AIM OF THE TASK:
Copy out all the lines in the records that include the word "this".
******
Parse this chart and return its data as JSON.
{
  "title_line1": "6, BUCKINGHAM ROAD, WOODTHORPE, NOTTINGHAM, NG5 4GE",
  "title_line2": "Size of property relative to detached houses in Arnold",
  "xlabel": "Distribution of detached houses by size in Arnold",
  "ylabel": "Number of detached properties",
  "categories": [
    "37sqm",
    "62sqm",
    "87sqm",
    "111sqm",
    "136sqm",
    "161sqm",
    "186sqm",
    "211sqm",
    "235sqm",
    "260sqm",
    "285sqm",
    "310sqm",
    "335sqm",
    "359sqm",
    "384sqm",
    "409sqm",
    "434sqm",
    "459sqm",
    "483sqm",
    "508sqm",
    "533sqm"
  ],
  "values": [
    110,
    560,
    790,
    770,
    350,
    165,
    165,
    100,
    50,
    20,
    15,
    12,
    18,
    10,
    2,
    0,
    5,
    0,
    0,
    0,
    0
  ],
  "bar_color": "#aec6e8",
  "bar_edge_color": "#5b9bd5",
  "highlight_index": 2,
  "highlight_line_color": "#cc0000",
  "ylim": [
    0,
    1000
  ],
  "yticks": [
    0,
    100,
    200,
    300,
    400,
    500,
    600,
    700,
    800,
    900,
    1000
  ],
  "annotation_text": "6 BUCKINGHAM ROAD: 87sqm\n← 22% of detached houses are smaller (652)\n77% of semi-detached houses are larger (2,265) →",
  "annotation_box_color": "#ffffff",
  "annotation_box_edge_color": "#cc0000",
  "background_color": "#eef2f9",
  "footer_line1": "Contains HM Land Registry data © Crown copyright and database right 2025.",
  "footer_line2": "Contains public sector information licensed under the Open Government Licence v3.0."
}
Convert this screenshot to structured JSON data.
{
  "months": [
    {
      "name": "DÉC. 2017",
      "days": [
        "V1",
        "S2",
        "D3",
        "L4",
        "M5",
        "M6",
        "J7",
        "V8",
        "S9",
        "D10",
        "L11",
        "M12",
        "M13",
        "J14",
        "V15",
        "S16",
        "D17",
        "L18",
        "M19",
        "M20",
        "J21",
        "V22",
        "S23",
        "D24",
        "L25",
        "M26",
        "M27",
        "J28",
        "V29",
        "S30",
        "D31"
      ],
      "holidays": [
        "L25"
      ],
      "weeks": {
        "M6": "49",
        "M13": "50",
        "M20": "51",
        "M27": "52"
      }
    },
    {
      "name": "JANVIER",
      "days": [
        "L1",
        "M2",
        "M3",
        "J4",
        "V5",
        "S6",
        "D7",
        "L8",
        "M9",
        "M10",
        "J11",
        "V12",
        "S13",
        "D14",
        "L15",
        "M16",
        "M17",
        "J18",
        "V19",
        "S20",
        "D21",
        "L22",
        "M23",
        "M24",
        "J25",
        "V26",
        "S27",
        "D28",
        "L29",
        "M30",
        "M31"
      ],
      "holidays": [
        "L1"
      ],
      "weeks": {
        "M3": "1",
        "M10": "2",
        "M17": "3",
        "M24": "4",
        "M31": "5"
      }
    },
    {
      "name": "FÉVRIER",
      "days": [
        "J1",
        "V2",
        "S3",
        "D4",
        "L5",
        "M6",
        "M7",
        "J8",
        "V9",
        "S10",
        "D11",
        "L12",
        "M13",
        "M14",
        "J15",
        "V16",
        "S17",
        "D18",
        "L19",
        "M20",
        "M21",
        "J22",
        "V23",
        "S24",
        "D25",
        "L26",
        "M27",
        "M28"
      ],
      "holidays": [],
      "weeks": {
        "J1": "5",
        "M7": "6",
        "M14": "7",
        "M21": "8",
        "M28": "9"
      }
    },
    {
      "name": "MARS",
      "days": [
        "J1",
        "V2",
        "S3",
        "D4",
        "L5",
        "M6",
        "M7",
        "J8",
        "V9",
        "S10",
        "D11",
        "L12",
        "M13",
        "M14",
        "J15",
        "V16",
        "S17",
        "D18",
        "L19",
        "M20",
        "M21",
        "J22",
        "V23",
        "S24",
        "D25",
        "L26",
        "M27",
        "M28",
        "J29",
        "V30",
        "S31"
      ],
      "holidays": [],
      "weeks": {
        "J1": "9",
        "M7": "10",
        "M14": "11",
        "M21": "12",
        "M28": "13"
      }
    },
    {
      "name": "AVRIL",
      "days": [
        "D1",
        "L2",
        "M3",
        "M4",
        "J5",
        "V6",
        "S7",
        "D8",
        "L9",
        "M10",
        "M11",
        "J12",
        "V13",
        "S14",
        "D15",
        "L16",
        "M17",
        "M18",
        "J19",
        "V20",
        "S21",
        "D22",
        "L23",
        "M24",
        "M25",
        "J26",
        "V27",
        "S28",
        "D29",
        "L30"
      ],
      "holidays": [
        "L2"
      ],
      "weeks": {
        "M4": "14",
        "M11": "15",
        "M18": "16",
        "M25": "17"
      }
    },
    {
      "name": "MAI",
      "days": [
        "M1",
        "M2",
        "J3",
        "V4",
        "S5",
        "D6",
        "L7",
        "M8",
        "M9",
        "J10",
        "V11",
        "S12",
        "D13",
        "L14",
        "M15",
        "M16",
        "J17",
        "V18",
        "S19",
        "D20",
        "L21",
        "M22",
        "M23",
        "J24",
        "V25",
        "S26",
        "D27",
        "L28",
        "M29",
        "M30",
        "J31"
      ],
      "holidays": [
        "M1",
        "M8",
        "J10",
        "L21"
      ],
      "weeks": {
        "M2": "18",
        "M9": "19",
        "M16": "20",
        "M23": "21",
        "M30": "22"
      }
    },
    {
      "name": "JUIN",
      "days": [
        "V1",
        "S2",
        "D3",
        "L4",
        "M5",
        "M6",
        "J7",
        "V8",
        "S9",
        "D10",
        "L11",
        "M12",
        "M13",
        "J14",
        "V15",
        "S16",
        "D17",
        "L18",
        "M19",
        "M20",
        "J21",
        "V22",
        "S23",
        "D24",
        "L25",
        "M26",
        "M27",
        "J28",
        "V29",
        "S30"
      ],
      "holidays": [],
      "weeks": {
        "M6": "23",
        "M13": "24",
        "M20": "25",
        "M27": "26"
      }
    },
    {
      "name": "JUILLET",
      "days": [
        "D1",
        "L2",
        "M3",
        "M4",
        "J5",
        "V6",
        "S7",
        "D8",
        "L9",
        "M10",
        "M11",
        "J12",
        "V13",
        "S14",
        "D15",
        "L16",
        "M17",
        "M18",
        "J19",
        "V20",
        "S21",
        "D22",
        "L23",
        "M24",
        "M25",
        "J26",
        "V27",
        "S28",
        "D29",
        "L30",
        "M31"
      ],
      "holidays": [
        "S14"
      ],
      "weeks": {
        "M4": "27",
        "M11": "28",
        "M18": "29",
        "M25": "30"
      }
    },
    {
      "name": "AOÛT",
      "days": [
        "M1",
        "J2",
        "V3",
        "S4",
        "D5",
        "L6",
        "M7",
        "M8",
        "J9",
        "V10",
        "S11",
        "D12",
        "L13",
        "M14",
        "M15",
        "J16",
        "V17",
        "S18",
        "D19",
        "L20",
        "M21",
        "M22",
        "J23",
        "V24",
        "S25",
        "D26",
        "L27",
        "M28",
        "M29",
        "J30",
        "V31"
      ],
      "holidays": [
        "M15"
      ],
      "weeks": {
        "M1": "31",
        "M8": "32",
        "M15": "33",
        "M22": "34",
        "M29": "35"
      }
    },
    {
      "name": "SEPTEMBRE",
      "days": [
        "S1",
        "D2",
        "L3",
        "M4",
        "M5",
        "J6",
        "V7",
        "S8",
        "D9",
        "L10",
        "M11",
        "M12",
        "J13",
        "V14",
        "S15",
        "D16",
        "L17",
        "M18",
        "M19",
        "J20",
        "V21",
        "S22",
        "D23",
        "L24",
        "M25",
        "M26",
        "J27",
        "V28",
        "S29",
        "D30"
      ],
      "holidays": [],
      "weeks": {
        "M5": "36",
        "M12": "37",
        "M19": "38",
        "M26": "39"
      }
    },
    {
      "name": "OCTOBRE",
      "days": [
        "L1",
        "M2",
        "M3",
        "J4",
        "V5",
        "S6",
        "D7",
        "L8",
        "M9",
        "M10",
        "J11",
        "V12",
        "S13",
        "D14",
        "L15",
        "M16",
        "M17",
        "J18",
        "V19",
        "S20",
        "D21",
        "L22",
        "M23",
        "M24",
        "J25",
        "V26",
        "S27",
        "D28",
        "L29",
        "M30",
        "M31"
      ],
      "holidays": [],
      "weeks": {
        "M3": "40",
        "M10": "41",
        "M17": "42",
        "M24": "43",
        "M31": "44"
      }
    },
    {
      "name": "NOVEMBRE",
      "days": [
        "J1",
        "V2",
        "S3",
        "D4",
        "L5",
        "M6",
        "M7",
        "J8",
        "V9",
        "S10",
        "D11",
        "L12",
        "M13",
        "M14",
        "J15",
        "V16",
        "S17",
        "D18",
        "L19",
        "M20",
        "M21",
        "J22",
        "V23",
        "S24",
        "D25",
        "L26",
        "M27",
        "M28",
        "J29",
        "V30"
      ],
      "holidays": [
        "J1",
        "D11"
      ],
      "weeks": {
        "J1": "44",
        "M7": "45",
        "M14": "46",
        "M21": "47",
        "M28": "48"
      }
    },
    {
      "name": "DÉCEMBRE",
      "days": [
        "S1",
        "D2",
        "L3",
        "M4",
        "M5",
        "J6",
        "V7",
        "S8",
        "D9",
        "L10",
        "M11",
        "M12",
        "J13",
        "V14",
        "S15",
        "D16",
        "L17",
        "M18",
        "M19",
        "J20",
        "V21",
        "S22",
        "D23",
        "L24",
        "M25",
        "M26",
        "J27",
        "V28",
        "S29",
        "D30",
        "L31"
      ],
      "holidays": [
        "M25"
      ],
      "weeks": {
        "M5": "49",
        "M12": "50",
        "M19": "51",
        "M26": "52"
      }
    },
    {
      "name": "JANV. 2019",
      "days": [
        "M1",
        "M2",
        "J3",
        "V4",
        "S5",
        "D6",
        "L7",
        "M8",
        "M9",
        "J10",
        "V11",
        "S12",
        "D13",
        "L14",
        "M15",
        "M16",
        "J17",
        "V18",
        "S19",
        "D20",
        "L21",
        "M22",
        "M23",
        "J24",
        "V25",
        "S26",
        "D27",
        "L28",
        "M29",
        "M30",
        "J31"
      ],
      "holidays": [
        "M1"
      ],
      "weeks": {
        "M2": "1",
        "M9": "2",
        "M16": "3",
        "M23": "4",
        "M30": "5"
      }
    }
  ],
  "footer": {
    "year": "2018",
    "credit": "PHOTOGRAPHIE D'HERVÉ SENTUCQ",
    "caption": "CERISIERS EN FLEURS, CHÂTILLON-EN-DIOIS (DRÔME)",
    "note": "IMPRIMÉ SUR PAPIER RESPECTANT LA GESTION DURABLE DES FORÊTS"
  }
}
******
TASK SOLUTION:
Parse this chart and return its data as JSON.
Convert this screenshot to structured JSON data.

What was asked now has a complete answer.